>> Start PAGE TEXT

- Chapakrud-e Sharqi Rural District Location within Iran
- Coordinates: 36°43′N 52°53′E﻿ / ﻿36.717°N 52.883°E
- Country: Iran
- Province: Mazandaran
- County: Juybar
- District: Gil Khuran
- Capital: Kord Kola
- Time zone: UTC+3:30 (IRST)

= Chapakrud-e Sharqi Rural District =

Rural district in Mazandaran province, Iran

Chapakrud-e Sharqi Rural District (دهستان چپکرود شرقی) (Note: Formerly Gil Khuran Rural District (دهستان گیل‌خوران) and Chapakrud Rural District (دهستان چپکرود)) is in Gil Khuran District of Juybar County, Mazandaran province, Iran. Its capital is the village of Kord Kola. The previous capital of the rural district was the village of Kuhi Kheyl.

>> End PAGE TEXT

PROMPT 1:
Decide whether each statement agrees with the rural district text, answering yes or no and quoting the text's deciding words: (a) Kord Kola is the capital of the rural district; (b) the rural district lies in Sari County; (c) Kuhi Kheyl was once the capital of the rural district.
The rows that follow this text have no connection to it.

>> Start SUPPLIED MATERIAL

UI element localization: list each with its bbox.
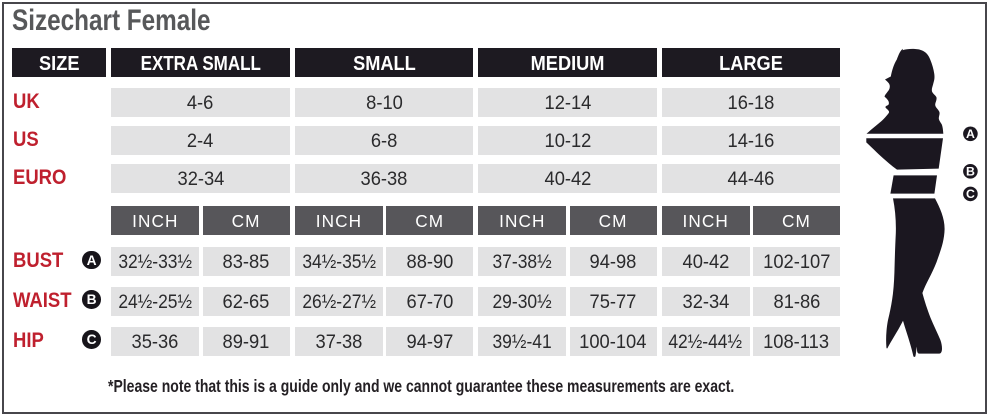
svg-text:A: A: [966, 127, 975, 141]
svg-text:B: B: [966, 165, 975, 179]
svg-text:C: C: [966, 187, 975, 201]
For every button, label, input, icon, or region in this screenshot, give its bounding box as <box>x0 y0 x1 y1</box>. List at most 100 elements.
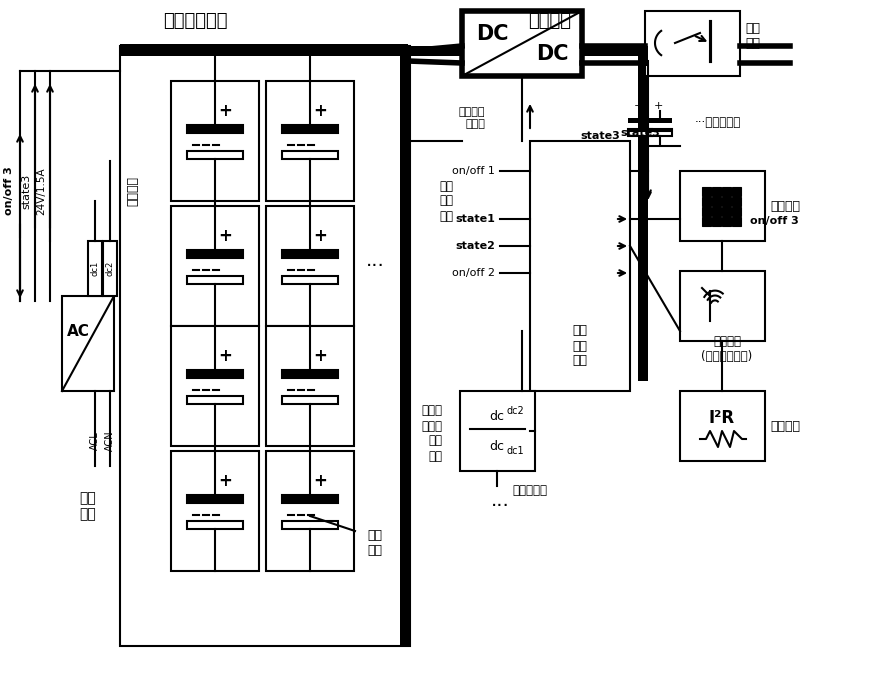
Bar <box>171 81 259 201</box>
Bar <box>722 217 731 226</box>
Bar <box>645 11 740 76</box>
Text: dc1: dc1 <box>90 260 99 276</box>
Text: 模组充电: 模组充电 <box>127 176 139 206</box>
Text: 通信模块
(含光纤和无线): 通信模块 (含光纤和无线) <box>702 335 752 363</box>
Text: 线损模块: 线损模块 <box>770 419 800 432</box>
Bar <box>266 326 354 446</box>
Text: +: + <box>653 101 663 111</box>
Text: ACL: ACL <box>90 432 100 450</box>
Bar <box>282 495 338 503</box>
Bar <box>648 131 672 136</box>
Bar <box>460 391 535 471</box>
Text: on/off 2: on/off 2 <box>452 268 495 278</box>
Bar <box>680 271 765 341</box>
Bar <box>680 171 765 241</box>
Text: state2: state2 <box>455 241 495 251</box>
Bar <box>171 451 259 571</box>
Bar <box>732 217 741 226</box>
Text: 操作电源: 操作电源 <box>529 12 571 30</box>
Text: state3: state3 <box>620 128 660 138</box>
Text: +: + <box>313 472 327 490</box>
Bar <box>702 207 711 216</box>
Bar <box>628 131 652 136</box>
Text: +: + <box>313 347 327 365</box>
Bar <box>282 125 338 133</box>
Bar <box>722 207 731 216</box>
Text: 宽范围: 宽范围 <box>421 405 442 417</box>
Bar <box>187 276 243 284</box>
Text: dc: dc <box>489 409 504 422</box>
Text: 交流
电源: 交流 电源 <box>80 491 97 521</box>
Text: +: + <box>633 101 642 111</box>
Text: 开关动作
时唤醒: 开关动作 时唤醒 <box>458 107 485 129</box>
Bar <box>732 197 741 206</box>
Text: dc2: dc2 <box>105 260 114 276</box>
Bar <box>712 207 721 216</box>
Text: DC: DC <box>476 24 509 44</box>
Bar <box>712 197 721 206</box>
Text: +: + <box>313 227 327 245</box>
Text: DC: DC <box>536 44 568 64</box>
Text: +: + <box>218 472 232 490</box>
Text: AC: AC <box>66 323 89 338</box>
Text: 操作
开关: 操作 开关 <box>745 22 760 50</box>
Text: state3: state3 <box>580 131 620 141</box>
Text: dc2: dc2 <box>506 406 524 416</box>
Bar <box>400 46 410 646</box>
Text: on/off 3: on/off 3 <box>4 167 14 215</box>
Bar <box>638 46 648 66</box>
Bar <box>187 521 243 529</box>
Bar <box>712 187 721 196</box>
Text: 自交流电源: 自交流电源 <box>512 484 548 498</box>
Bar <box>732 187 741 196</box>
Text: state3: state3 <box>21 174 31 208</box>
Text: ···: ··· <box>491 496 509 516</box>
Bar <box>103 241 117 296</box>
Bar <box>282 370 338 378</box>
Bar <box>702 187 711 196</box>
Text: I²R: I²R <box>709 409 735 427</box>
Bar <box>702 217 711 226</box>
Bar <box>266 206 354 326</box>
Bar <box>732 207 741 216</box>
Text: 核心单元: 核心单元 <box>770 200 800 212</box>
Bar <box>712 217 721 226</box>
Bar <box>266 451 354 571</box>
Text: ···: ··· <box>366 257 385 276</box>
Bar <box>120 44 408 56</box>
Text: 超级电容模组: 超级电容模组 <box>163 12 227 30</box>
Text: 24V/1.5A: 24V/1.5A <box>36 168 46 215</box>
Text: +: + <box>218 227 232 245</box>
Bar <box>282 151 338 159</box>
Text: on/off 3: on/off 3 <box>750 216 799 226</box>
Bar <box>702 197 711 206</box>
Bar <box>62 296 114 391</box>
Text: dc1: dc1 <box>506 446 524 456</box>
Bar <box>187 396 243 404</box>
Bar <box>648 118 672 123</box>
Bar <box>187 370 243 378</box>
Text: 状态
实时
上报: 状态 实时 上报 <box>439 180 453 223</box>
Bar <box>462 11 582 76</box>
Bar <box>282 521 338 529</box>
Text: ···电解电容组: ···电解电容组 <box>695 116 742 129</box>
Text: 标准
模块: 标准 模块 <box>368 529 383 557</box>
Text: 低功耗
控制
电源: 低功耗 控制 电源 <box>421 419 442 462</box>
Bar <box>282 250 338 258</box>
Bar <box>171 206 259 326</box>
Bar <box>266 81 354 201</box>
Bar <box>722 197 731 206</box>
Bar <box>187 495 243 503</box>
Text: ACN: ACN <box>105 430 115 452</box>
Bar <box>171 326 259 446</box>
Text: on/off 1: on/off 1 <box>452 166 495 176</box>
Bar <box>530 141 630 391</box>
Bar <box>408 46 638 56</box>
Bar <box>88 241 102 296</box>
Bar <box>722 187 731 196</box>
Bar <box>120 46 410 646</box>
Bar <box>282 396 338 404</box>
Bar <box>187 151 243 159</box>
Text: +: + <box>218 347 232 365</box>
Bar <box>282 276 338 284</box>
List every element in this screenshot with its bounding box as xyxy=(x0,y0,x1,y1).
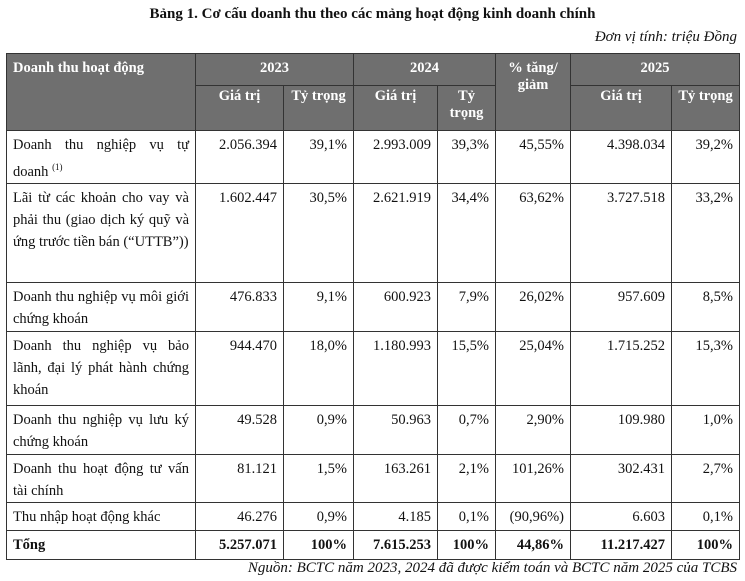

>> End SUPPLIED MATERIAL

PROMPT 2:
In the rows, quote every line from the line containing "Bar <box>171 81 259 201</box>" through the line containing "Text: 线损模块: 线损模块 <box>770 419 800 432</box>", including both of those lines.

CORRECT OUTPUT 1:
(a) Yes: "Its capital is the village of Kord Kola."
(b) No: "is in Gil Khuran District of Juybar County, Mazandaran province, Iran."
(c) Yes: "The previous capital of the rural district was the village of Kuhi Kheyl."

CORRECT OUTPUT 2:
Bar <box>171 81 259 201</box>
Bar <box>722 217 731 226</box>
Bar <box>645 11 740 76</box>
Text: dc1: dc1 <box>90 260 99 276</box>
Text: 模组充电: 模组充电 <box>127 176 139 206</box>
Text: 通信模块
(含光纤和无线): 通信模块 (含光纤和无线) <box>702 335 752 363</box>
Text: 线损模块: 线损模块 <box>770 419 800 432</box>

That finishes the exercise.